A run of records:
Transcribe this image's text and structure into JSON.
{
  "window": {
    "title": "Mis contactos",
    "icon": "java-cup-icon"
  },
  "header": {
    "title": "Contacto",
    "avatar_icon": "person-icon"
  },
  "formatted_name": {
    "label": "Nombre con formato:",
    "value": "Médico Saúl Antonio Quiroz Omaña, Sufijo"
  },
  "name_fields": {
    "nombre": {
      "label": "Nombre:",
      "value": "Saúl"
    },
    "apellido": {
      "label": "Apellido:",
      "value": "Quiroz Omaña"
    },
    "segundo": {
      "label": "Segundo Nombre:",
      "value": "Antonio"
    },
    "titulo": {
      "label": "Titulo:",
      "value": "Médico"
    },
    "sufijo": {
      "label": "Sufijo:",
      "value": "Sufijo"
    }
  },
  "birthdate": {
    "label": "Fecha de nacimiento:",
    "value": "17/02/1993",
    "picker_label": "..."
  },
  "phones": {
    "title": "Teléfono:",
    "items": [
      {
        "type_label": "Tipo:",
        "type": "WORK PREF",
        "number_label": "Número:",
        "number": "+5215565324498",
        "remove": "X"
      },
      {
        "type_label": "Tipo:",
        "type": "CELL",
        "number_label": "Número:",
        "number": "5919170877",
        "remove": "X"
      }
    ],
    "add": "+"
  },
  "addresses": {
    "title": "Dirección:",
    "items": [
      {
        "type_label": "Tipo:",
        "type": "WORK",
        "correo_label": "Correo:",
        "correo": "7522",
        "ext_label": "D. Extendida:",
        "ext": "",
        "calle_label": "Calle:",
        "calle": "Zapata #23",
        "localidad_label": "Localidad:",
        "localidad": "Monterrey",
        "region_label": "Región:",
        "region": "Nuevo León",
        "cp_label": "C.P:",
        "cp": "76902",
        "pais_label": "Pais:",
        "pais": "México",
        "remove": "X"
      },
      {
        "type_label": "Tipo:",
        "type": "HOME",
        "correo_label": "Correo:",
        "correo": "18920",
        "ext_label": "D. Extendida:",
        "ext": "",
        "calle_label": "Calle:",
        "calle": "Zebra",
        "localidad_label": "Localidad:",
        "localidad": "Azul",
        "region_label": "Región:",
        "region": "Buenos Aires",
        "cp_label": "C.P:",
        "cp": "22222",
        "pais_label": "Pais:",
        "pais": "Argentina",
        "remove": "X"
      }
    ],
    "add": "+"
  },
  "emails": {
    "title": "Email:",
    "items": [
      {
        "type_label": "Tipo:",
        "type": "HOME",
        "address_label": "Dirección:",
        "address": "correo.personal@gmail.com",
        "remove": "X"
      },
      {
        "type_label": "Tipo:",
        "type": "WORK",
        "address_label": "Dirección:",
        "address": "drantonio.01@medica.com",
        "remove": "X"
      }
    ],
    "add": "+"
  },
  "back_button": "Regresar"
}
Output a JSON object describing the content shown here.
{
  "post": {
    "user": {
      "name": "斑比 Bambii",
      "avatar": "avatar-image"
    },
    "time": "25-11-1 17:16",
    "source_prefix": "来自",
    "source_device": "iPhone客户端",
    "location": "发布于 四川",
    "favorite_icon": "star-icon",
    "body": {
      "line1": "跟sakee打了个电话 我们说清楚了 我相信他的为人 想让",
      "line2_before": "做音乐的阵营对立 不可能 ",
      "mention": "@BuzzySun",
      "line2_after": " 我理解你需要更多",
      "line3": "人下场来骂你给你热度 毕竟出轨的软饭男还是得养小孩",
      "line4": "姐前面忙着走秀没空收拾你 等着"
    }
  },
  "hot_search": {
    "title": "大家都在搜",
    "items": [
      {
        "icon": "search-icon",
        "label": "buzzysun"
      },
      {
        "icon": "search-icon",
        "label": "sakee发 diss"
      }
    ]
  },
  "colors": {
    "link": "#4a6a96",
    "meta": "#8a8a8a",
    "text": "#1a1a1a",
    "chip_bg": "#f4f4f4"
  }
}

▶ STATED GOAL:
Print all the data exactly.

▶ RESPONSE BELOW:
Transcribe this image's text and structure into JSON.
{
  "window": {
    "title": "Mis contactos",
    "icon": "java-cup-icon"
  },
  "header": {
    "title": "Contacto",
    "avatar_icon": "person-icon"
  },
  "formatted_name": {
    "label": "Nombre con formato:",
    "value": "Médico Saúl Antonio Quiroz Omaña, Sufijo"
  },
  "name_fields": {
    "nombre": {
      "label": "Nombre:",
      "value": "Saúl"
    },
    "apellido": {
      "label": "Apellido:",
      "value": "Quiroz Omaña"
    },
    "segundo": {
      "label": "Segundo Nombre:",
      "value": "Antonio"
    },
    "titulo": {
      "label": "Titulo:",
      "value": "Médico"
    },
    "sufijo": {
      "label": "Sufijo:",
      "value": "Sufijo"
    }
  },
  "birthdate": {
    "label": "Fecha de nacimiento:",
    "value": "17/02/1993",
    "picker_label": "..."
  },
  "phones": {
    "title": "Teléfono:",
    "items": [
      {
        "type_label": "Tipo:",
        "type": "WORK PREF",
        "number_label": "Número:",
        "number": "+5215565324498",
        "remove": "X"
      },
      {
        "type_label": "Tipo:",
        "type": "CELL",
        "number_label": "Número:",
        "number": "5919170877",
        "remove": "X"
      }
    ],
    "add": "+"
  },
  "addresses": {
    "title": "Dirección:",
    "items": [
      {
        "type_label": "Tipo:",
        "type": "WORK",
        "correo_label": "Correo:",
        "correo": "7522",
        "ext_label": "D. Extendida:",
        "ext": "",
        "calle_label": "Calle:",
        "calle": "Zapata #23",
        "localidad_label": "Localidad:",
        "localidad": "Monterrey",
        "region_label": "Región:",
        "region": "Nuevo León",
        "cp_label": "C.P:",
        "cp": "76902",
        "pais_label": "Pais:",
        "pais": "México",
        "remove": "X"
      },
      {
        "type_label": "Tipo:",
        "type": "HOME",
        "correo_label": "Correo:",
        "correo": "18920",
        "ext_label": "D. Extendida:",
        "ext": "",
        "calle_label": "Calle:",
        "calle": "Zebra",
        "localidad_label": "Localidad:",
        "localidad": "Azul",
        "region_label": "Región:",
        "region": "Buenos Aires",
        "cp_label": "C.P:",
        "cp": "22222",
        "pais_label": "Pais:",
        "pais": "Argentina",
        "remove": "X"
      }
    ],
    "add": "+"
  },
  "emails": {
    "title": "Email:",
    "items": [
      {
        "type_label": "Tipo:",
        "type": "HOME",
        "address_label": "Dirección:",
        "address": "correo.personal@gmail.com",
        "remove": "X"
      },
      {
        "type_label": "Tipo:",
        "type": "WORK",
        "address_label": "Dirección:",
        "address": "drantonio.01@medica.com",
        "remove": "X"
      }
    ],
    "add": "+"
  },
  "back_button": "Regresar"
}
Output a JSON object describing the content shown here.
{
  "post": {
    "user": {
      "name": "斑比 Bambii",
      "avatar": "avatar-image"
    },
    "time": "25-11-1 17:16",
    "source_prefix": "来自",
    "source_device": "iPhone客户端",
    "location": "发布于 四川",
    "favorite_icon": "star-icon",
    "body": {
      "line1": "跟sakee打了个电话 我们说清楚了 我相信他的为人 想让",
      "line2_before": "做音乐的阵营对立 不可能 ",
      "mention": "@BuzzySun",
      "line2_after": " 我理解你需要更多",
      "line3": "人下场来骂你给你热度 毕竟出轨的软饭男还是得养小孩",
      "line4": "姐前面忙着走秀没空收拾你 等着"
    }
  },
  "hot_search": {
    "title": "大家都在搜",
    "items": [
      {
        "icon": "search-icon",
        "label": "buzzysun"
      },
      {
        "icon": "search-icon",
        "label": "sakee发 diss"
      }
    ]
  },
  "colors": {
    "link": "#4a6a96",
    "meta": "#8a8a8a",
    "text": "#1a1a1a",
    "chip_bg": "#f4f4f4"
  }
}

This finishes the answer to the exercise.